■ DIRECTIONS ■
Copy out the whole listing exactly as written, leaving the pictures behind.

■ SUPPLIED RECORDS ■
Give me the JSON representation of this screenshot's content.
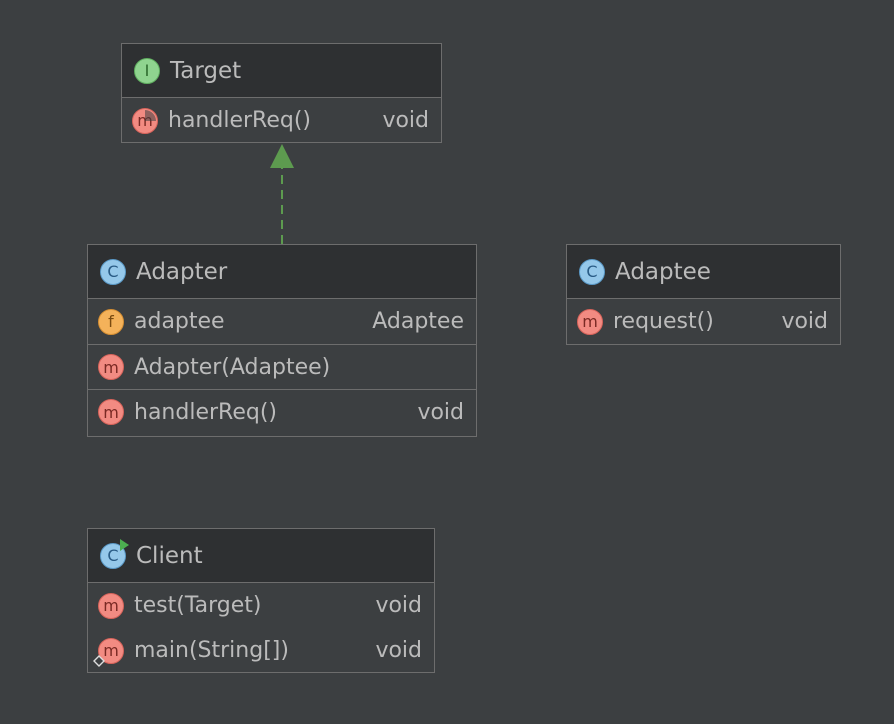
{
  "diagram": {
    "target": {
      "kind": "I",
      "name": "Target",
      "members": [
        {
          "kind": "m",
          "name": "handlerReq()",
          "type": "void"
        }
      ]
    },
    "adapter": {
      "kind": "C",
      "name": "Adapter",
      "fields": [
        {
          "kind": "f",
          "name": "adaptee",
          "type": "Adaptee"
        }
      ],
      "constructors": [
        {
          "kind": "m",
          "name": "Adapter(Adaptee)"
        }
      ],
      "methods": [
        {
          "kind": "m",
          "name": "handlerReq()",
          "type": "void"
        }
      ]
    },
    "adaptee": {
      "kind": "C",
      "name": "Adaptee",
      "methods": [
        {
          "kind": "m",
          "name": "request()",
          "type": "void"
        }
      ]
    },
    "client": {
      "kind": "C",
      "name": "Client",
      "methods": [
        {
          "kind": "m",
          "name": "test(Target)",
          "type": "void"
        },
        {
          "kind": "m",
          "name": "main(String[])",
          "type": "void"
        }
      ]
    },
    "relations": [
      {
        "from": "Adapter",
        "to": "Target",
        "type": "implements",
        "color": "#5d9b4f"
      }
    ]
  }
}
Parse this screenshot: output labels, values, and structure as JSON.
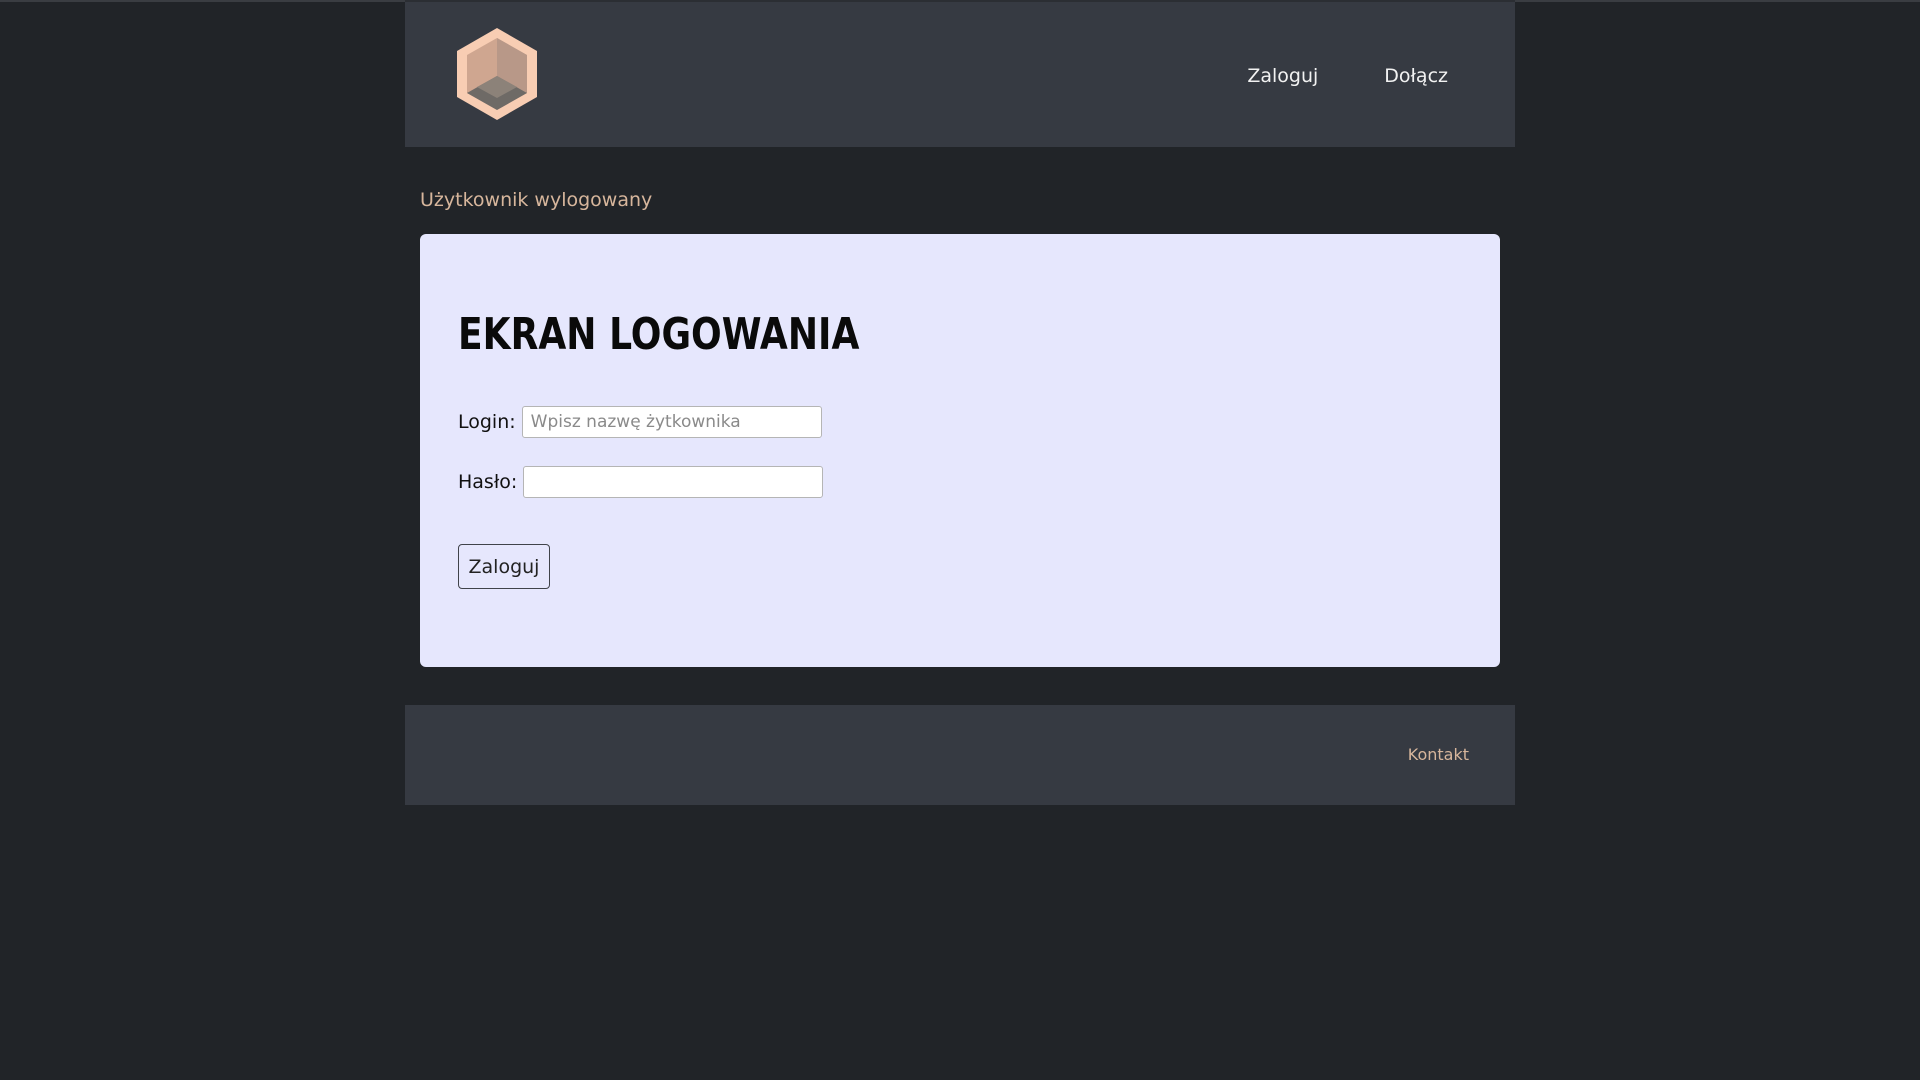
{
  "header": {
    "logo_icon": "hexagon-cube-logo-icon",
    "nav": {
      "login_label": "Zaloguj",
      "join_label": "Dołącz"
    }
  },
  "status": {
    "text": "Użytkownik wylogowany"
  },
  "login_form": {
    "title": "EKRAN LOGOWANIA",
    "login_label": "Login:",
    "login_placeholder": "Wpisz nazwę żytkownika",
    "login_value": "",
    "password_label": "Hasło:",
    "password_value": "",
    "submit_label": "Zaloguj"
  },
  "footer": {
    "contact_label": "Kontakt"
  },
  "colors": {
    "background": "#212428",
    "header_bg": "#363a42",
    "card_bg": "#e6e7fd",
    "accent": "#d7b69c",
    "logo_peach": "#f8cdb3"
  }
}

■ ANSWER TO THIS TASK ■
Give me the JSON representation of this screenshot's content.
{
  "diagram": {
    "target": {
      "kind": "I",
      "name": "Target",
      "members": [
        {
          "kind": "m",
          "name": "handlerReq()",
          "type": "void"
        }
      ]
    },
    "adapter": {
      "kind": "C",
      "name": "Adapter",
      "fields": [
        {
          "kind": "f",
          "name": "adaptee",
          "type": "Adaptee"
        }
      ],
      "constructors": [
        {
          "kind": "m",
          "name": "Adapter(Adaptee)"
        }
      ],
      "methods": [
        {
          "kind": "m",
          "name": "handlerReq()",
          "type": "void"
        }
      ]
    },
    "adaptee": {
      "kind": "C",
      "name": "Adaptee",
      "methods": [
        {
          "kind": "m",
          "name": "request()",
          "type": "void"
        }
      ]
    },
    "client": {
      "kind": "C",
      "name": "Client",
      "methods": [
        {
          "kind": "m",
          "name": "test(Target)",
          "type": "void"
        },
        {
          "kind": "m",
          "name": "main(String[])",
          "type": "void"
        }
      ]
    },
    "relations": [
      {
        "from": "Adapter",
        "to": "Target",
        "type": "implements",
        "color": "#5d9b4f"
      }
    ]
  }
}
Parse this screenshot: output labels, values, and structure as JSON.
{
  "header": {
    "logo_icon": "hexagon-cube-logo-icon",
    "nav": {
      "login_label": "Zaloguj",
      "join_label": "Dołącz"
    }
  },
  "status": {
    "text": "Użytkownik wylogowany"
  },
  "login_form": {
    "title": "EKRAN LOGOWANIA",
    "login_label": "Login:",
    "login_placeholder": "Wpisz nazwę żytkownika",
    "login_value": "",
    "password_label": "Hasło:",
    "password_value": "",
    "submit_label": "Zaloguj"
  },
  "footer": {
    "contact_label": "Kontakt"
  },
  "colors": {
    "background": "#212428",
    "header_bg": "#363a42",
    "card_bg": "#e6e7fd",
    "accent": "#d7b69c",
    "logo_peach": "#f8cdb3"
  }
}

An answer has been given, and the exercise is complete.